### EXERCISE OBJECTIVE
Copy the data from "main-nav: HOME ALL" down to "nav-womens-trousers[interactable]: WOMEN'S TROUSERS", swapping "TRACK YOUR ORDER" for "ORDER STATUS" and leaving everything else unchanged.

### DATASET ENTRIES
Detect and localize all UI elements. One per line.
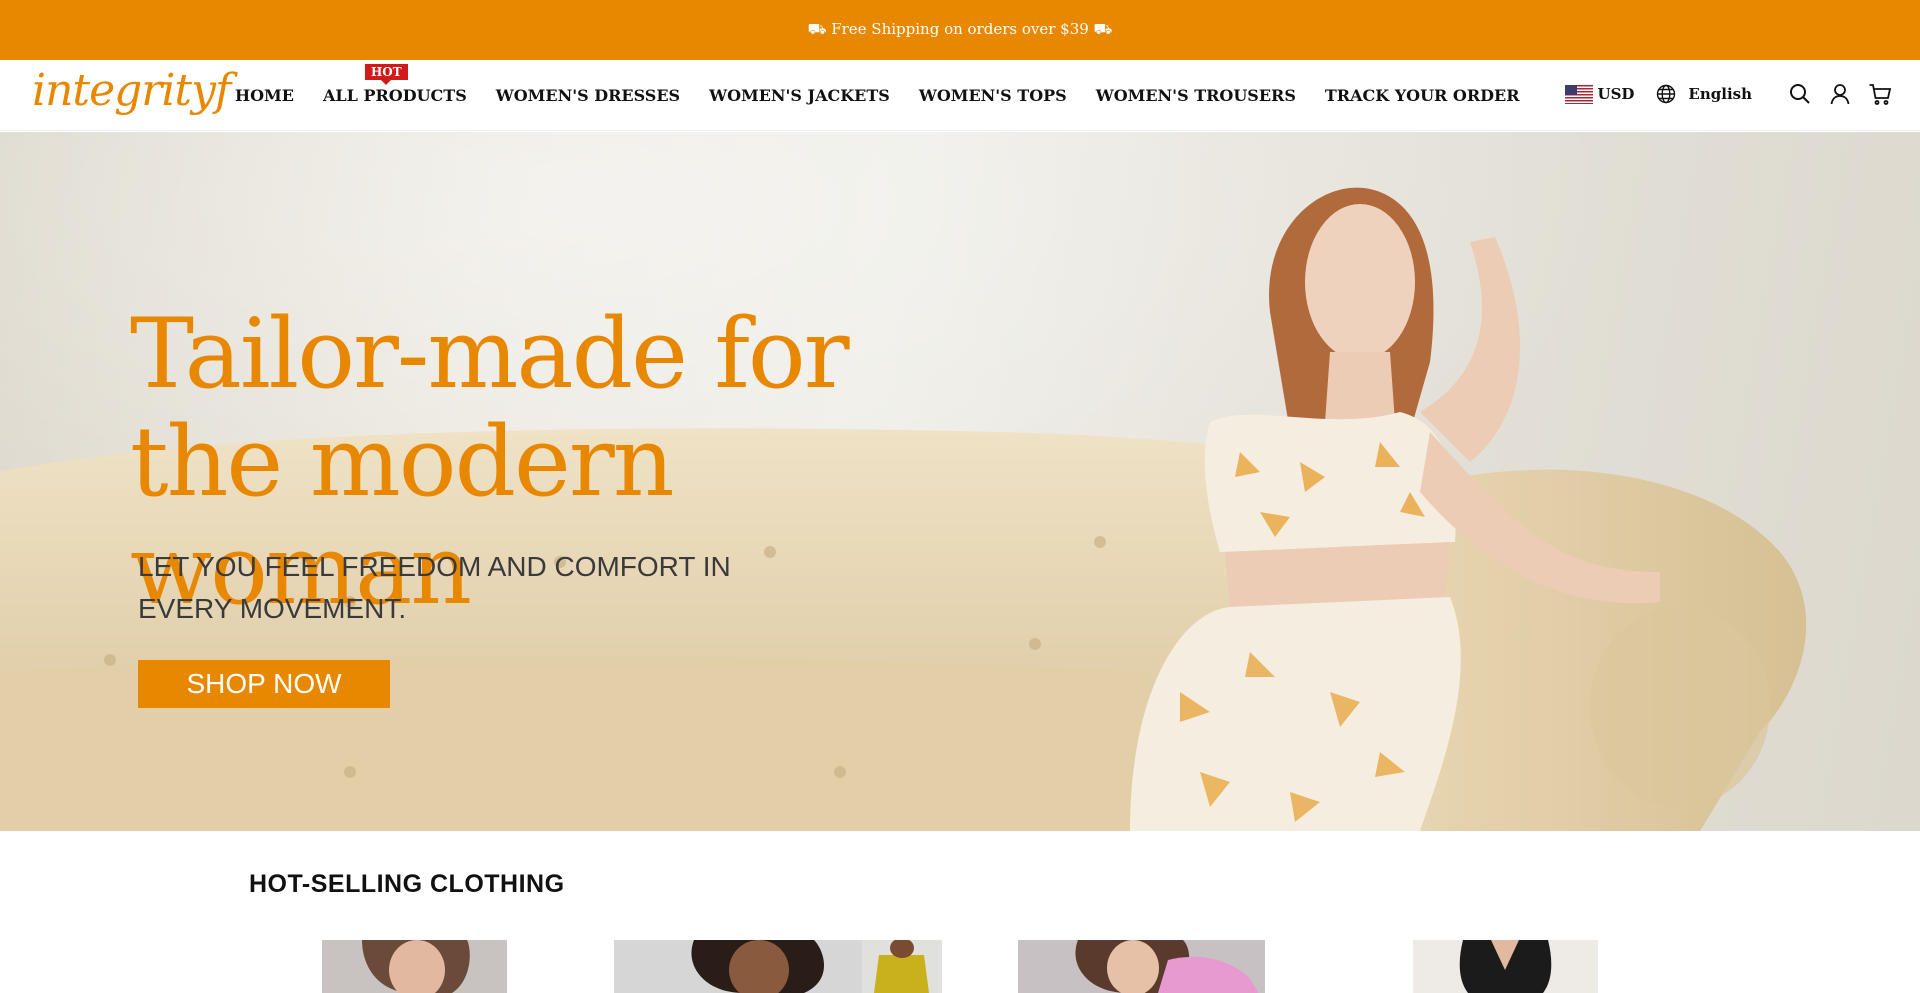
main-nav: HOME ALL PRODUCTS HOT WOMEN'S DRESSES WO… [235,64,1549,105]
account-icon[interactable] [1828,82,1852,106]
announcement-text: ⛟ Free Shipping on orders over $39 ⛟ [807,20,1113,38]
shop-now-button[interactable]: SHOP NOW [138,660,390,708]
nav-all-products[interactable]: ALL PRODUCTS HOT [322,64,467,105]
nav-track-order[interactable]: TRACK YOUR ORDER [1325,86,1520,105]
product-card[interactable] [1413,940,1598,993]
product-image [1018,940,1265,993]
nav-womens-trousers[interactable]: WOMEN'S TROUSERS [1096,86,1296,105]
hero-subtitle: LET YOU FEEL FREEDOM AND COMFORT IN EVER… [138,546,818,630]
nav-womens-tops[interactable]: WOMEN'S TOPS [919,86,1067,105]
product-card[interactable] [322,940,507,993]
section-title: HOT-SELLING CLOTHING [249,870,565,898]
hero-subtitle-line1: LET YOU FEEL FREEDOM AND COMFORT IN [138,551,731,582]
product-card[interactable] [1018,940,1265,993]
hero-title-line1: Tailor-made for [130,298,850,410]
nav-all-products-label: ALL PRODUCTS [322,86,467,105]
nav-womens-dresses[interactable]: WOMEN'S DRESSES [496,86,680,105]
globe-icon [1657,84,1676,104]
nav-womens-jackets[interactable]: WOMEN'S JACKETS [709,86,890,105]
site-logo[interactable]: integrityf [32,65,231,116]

### SOLUTION BELOW
main-nav: HOME ALL PRODUCTS HOT WOMEN'S DRESSES WO… [235,64,1549,105]
account-icon[interactable] [1828,82,1852,106]
announcement-text: ⛟ Free Shipping on orders over $39 ⛟ [807,20,1113,38]
shop-now-button[interactable]: SHOP NOW [138,660,390,708]
nav-all-products[interactable]: ALL PRODUCTS HOT [322,64,467,105]
nav-track-order[interactable]: ORDER STATUS [1325,86,1520,105]
product-card[interactable] [1413,940,1598,993]
product-image [1018,940,1265,993]
nav-womens-trousers[interactable]: WOMEN'S TROUSERS [1096,86,1296,105]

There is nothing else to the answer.